- **Description of the task**:
Give back each entry unchanged, minus pictures.

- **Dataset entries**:
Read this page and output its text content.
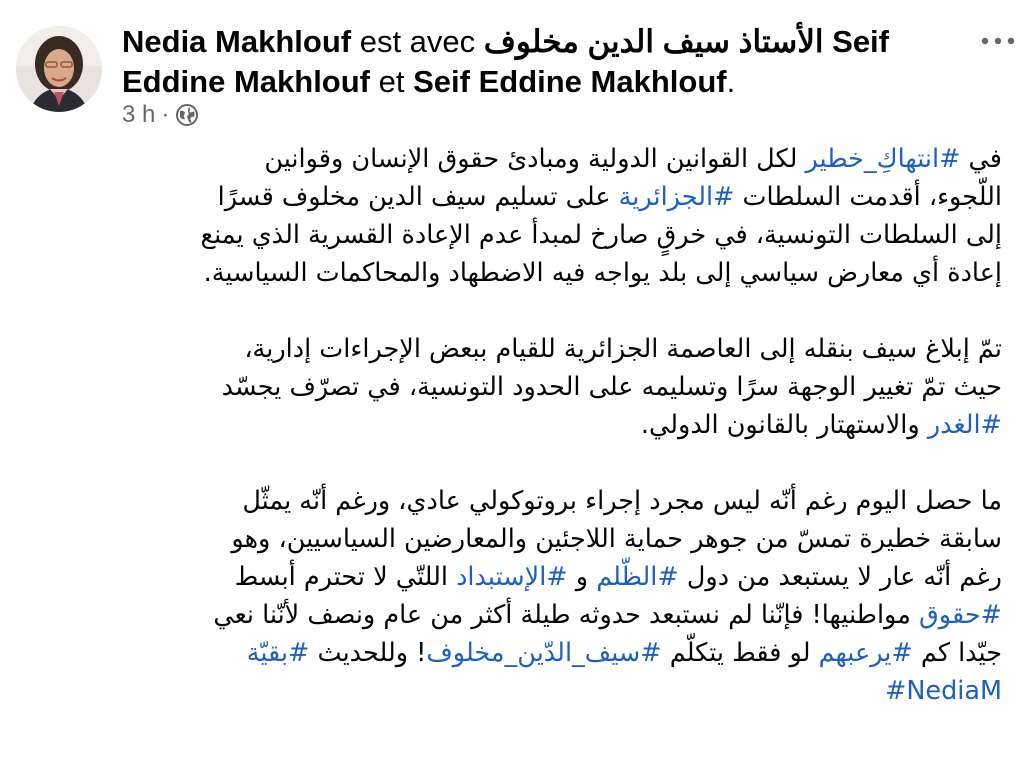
Nedia Makhlouf est avec الأستاذ سيف الدين مخلوف Seif
Eddine Makhlouf et Seif Eddine Makhlouf.
3 h ·
في #انتهاكِ_خطير لكل القوانين الدولية ومبادئ حقوق الإنسان وقوانين
اللّجوء، أقدمت السلطات #الجزائرية على تسليم سيف الدين مخلوف قسرًا
إلى السلطات التونسية، في خرقٍ صارخ لمبدأ عدم الإعادة القسرية الذي يمنع
إعادة أي معارض سياسي إلى بلد يواجه فيه الاضطهاد والمحاكمات السياسية.
تمّ إبلاغ سيف بنقله إلى العاصمة الجزائرية للقيام ببعض الإجراءات إدارية،
حيث تمّ تغيير الوجهة سرًا وتسليمه على الحدود التونسية، في تصرّف يجسّد
#الغدر والاستهتار بالقانون الدولي.
ما حصل اليوم رغم أنّه ليس مجرد إجراء بروتوكولي عادي، ورغم أنّه يمثّل
سابقة خطيرة تمسّ من جوهر حماية اللاجئين والمعارضين السياسيين، وهو
رغم أنّه عار لا يستبعد من دول #الظّلم و #الإستبداد اللتّي لا تحترم أبسط
#حقوق مواطنيها! فإنّنا لم نستبعد حدوثه طيلة أكثر من عام ونصف لأنّنا نعي
جيّدا كم #يرعبهم لو فقط يتكلّم #سيف_الدّين_مخلوف! وللحديث #بقيّة
#NediaM
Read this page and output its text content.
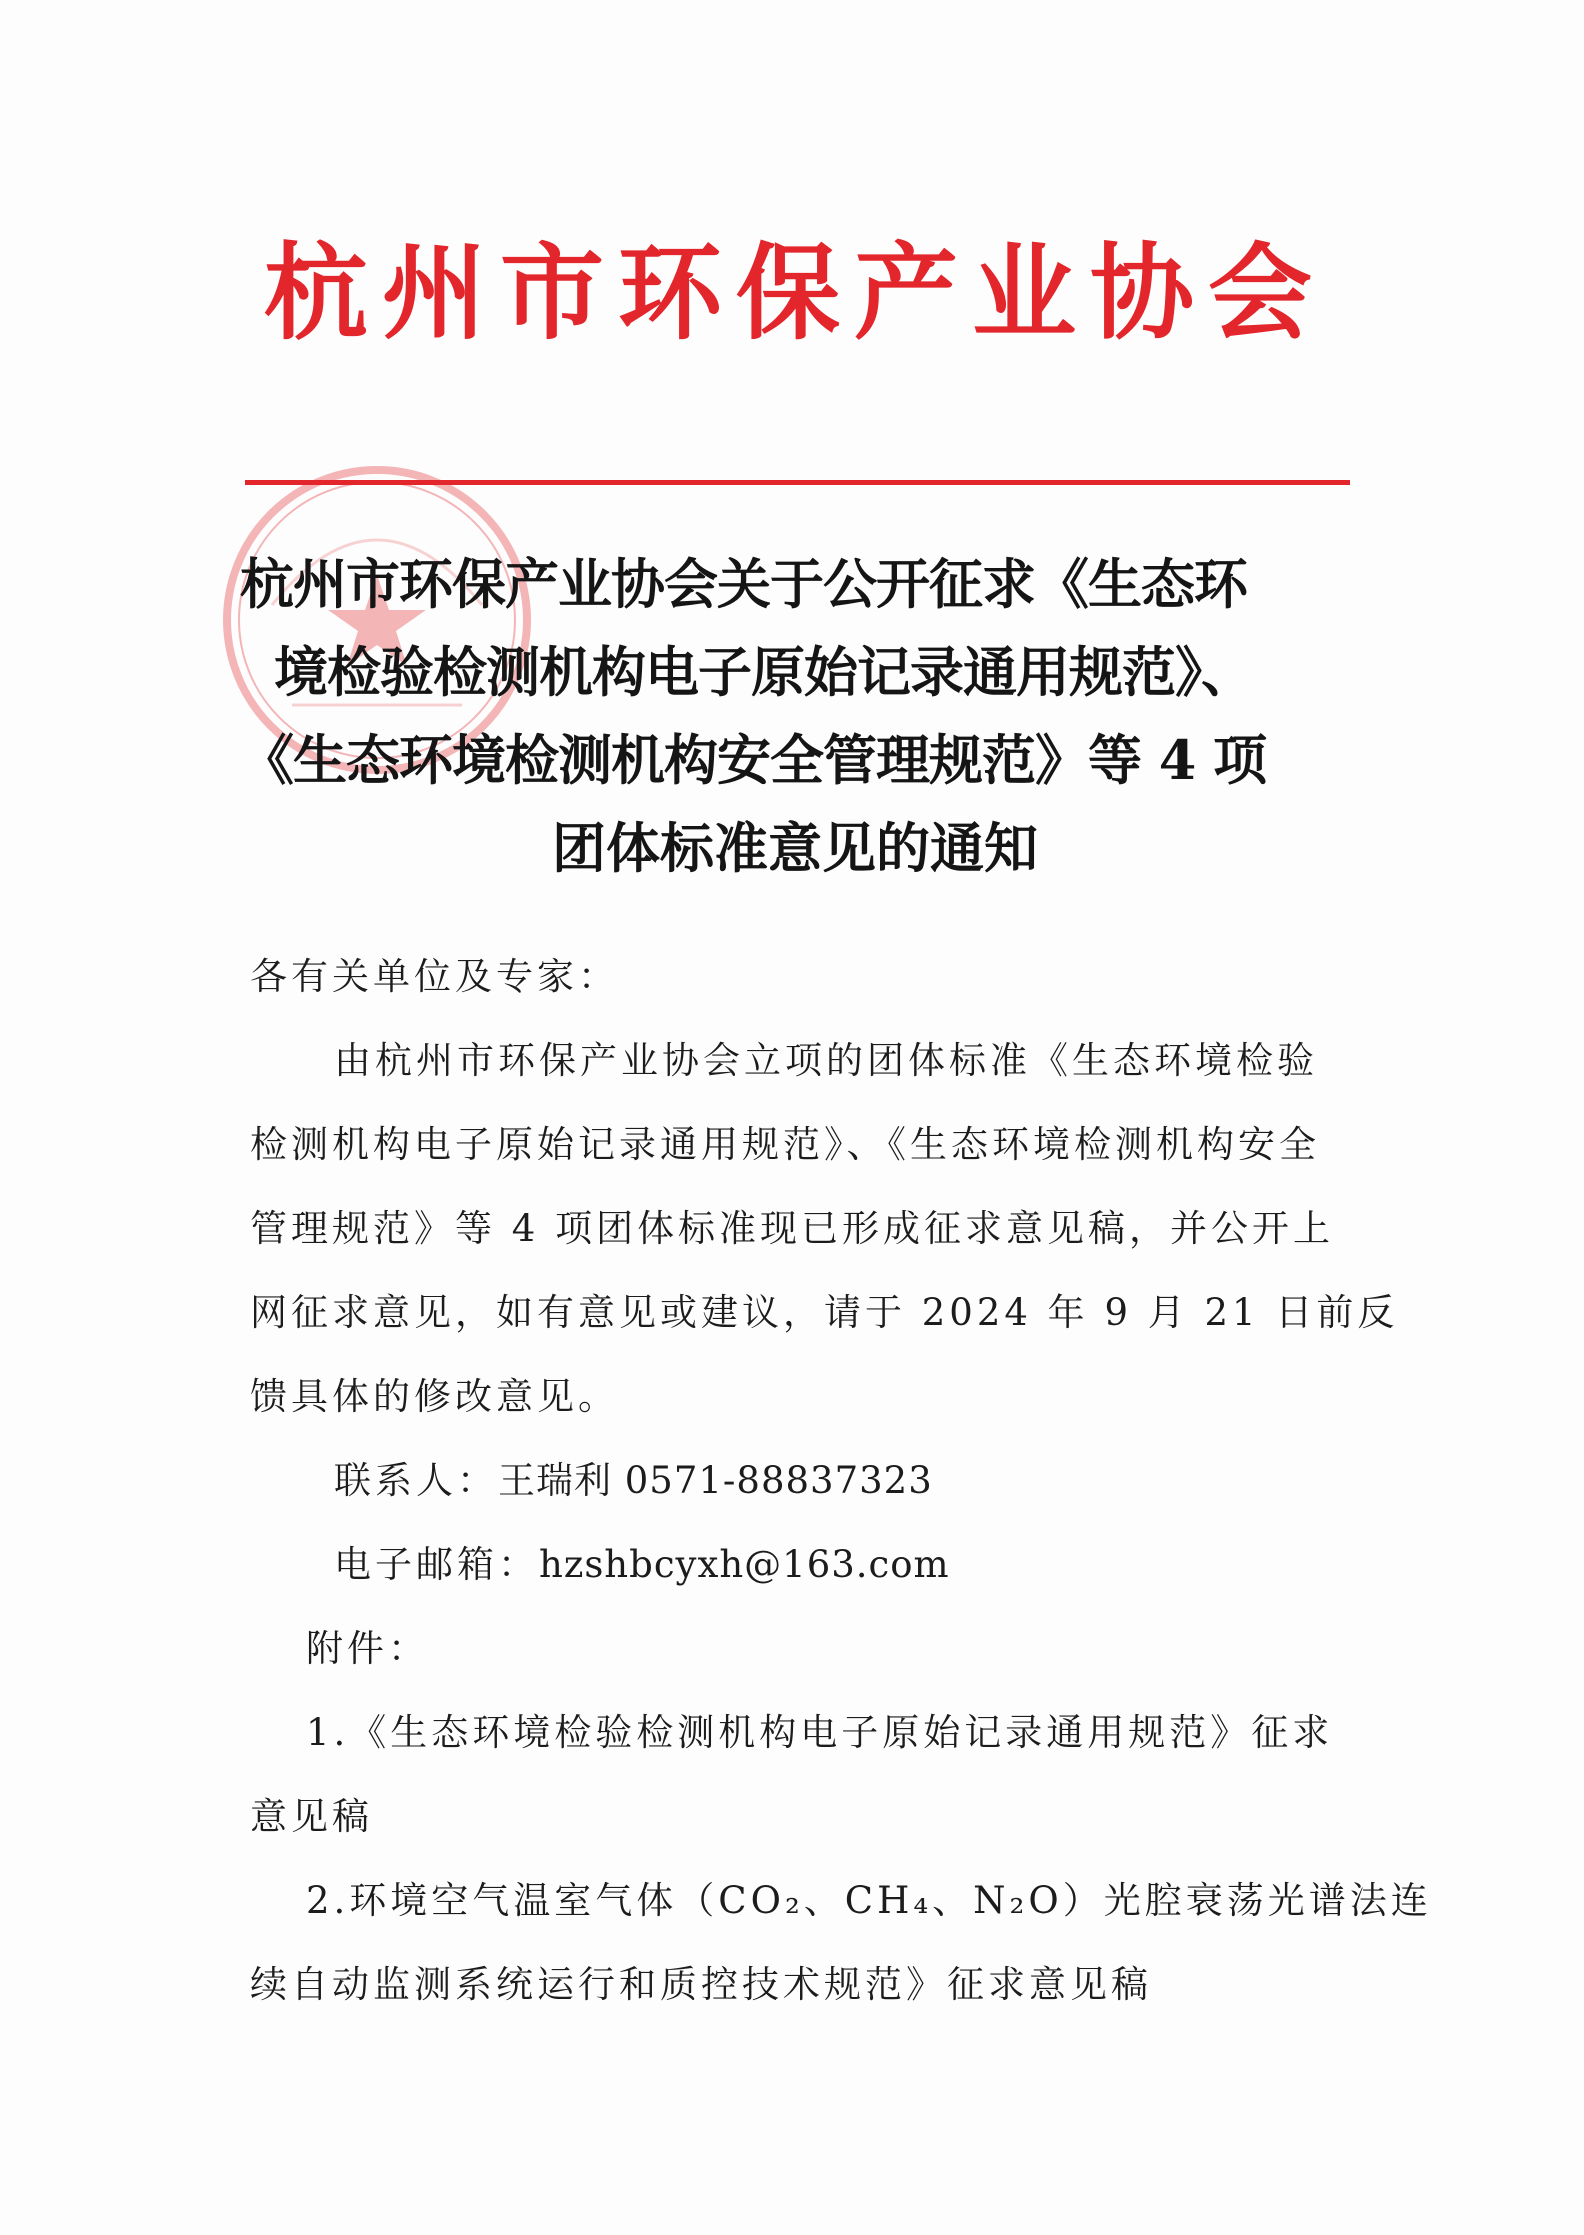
杭州市环保产业协会
杭州市环保产业协会关于公开征求《生态环
境检验检测机构电子原始记录通用规范》、
《生态环境检测机构安全管理规范》等 4 项
团体标准意见的通知
各有关单位及专家：
由杭州市环保产业协会立项的团体标准《生态环境检验
检测机构电子原始记录通用规范》、《生态环境检测机构安全
管理规范》等 4 项团体标准现已形成征求意见稿，并公开上
网征求意见，如有意见或建议，请于 2024 年 9 月 21 日前反
馈具体的修改意见。
联系人：王瑞利 0571-88837323
电子邮箱：hzshbcyxh@163.com
附件：
1.《生态环境检验检测机构电子原始记录通用规范》征求
意见稿
2.环境空气温室气体（CO₂、CH₄、N₂O）光腔衰荡光谱法连
续自动监测系统运行和质控技术规范》征求意见稿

- **Written solution**:
Read this page and output its text content.
Nedia Makhlouf est avec الأستاذ سيف الدين مخلوف Seif
Eddine Makhlouf et Seif Eddine Makhlouf.
3 h ·
في #انتهاكِ_خطير لكل القوانين الدولية ومبادئ حقوق الإنسان وقوانين
اللّجوء، أقدمت السلطات #الجزائرية على تسليم سيف الدين مخلوف قسرًا
إلى السلطات التونسية، في خرقٍ صارخ لمبدأ عدم الإعادة القسرية الذي يمنع
إعادة أي معارض سياسي إلى بلد يواجه فيه الاضطهاد والمحاكمات السياسية.
تمّ إبلاغ سيف بنقله إلى العاصمة الجزائرية للقيام ببعض الإجراءات إدارية،
حيث تمّ تغيير الوجهة سرًا وتسليمه على الحدود التونسية، في تصرّف يجسّد
#الغدر والاستهتار بالقانون الدولي.
ما حصل اليوم رغم أنّه ليس مجرد إجراء بروتوكولي عادي، ورغم أنّه يمثّل
سابقة خطيرة تمسّ من جوهر حماية اللاجئين والمعارضين السياسيين، وهو
رغم أنّه عار لا يستبعد من دول #الظّلم و #الإستبداد اللتّي لا تحترم أبسط
#حقوق مواطنيها! فإنّنا لم نستبعد حدوثه طيلة أكثر من عام ونصف لأنّنا نعي
جيّدا كم #يرعبهم لو فقط يتكلّم #سيف_الدّين_مخلوف! وللحديث #بقيّة
#NediaM
Read this page and output its text content.
杭州市环保产业协会
杭州市环保产业协会关于公开征求《生态环
境检验检测机构电子原始记录通用规范》、
《生态环境检测机构安全管理规范》等 4 项
团体标准意见的通知
各有关单位及专家：
由杭州市环保产业协会立项的团体标准《生态环境检验
检测机构电子原始记录通用规范》、《生态环境检测机构安全
管理规范》等 4 项团体标准现已形成征求意见稿，并公开上
网征求意见，如有意见或建议，请于 2024 年 9 月 21 日前反
馈具体的修改意见。
联系人：王瑞利 0571-88837323
电子邮箱：hzshbcyxh@163.com
附件：
1.《生态环境检验检测机构电子原始记录通用规范》征求
意见稿
2.环境空气温室气体（CO₂、CH₄、N₂O）光腔衰荡光谱法连
续自动监测系统运行和质控技术规范》征求意见稿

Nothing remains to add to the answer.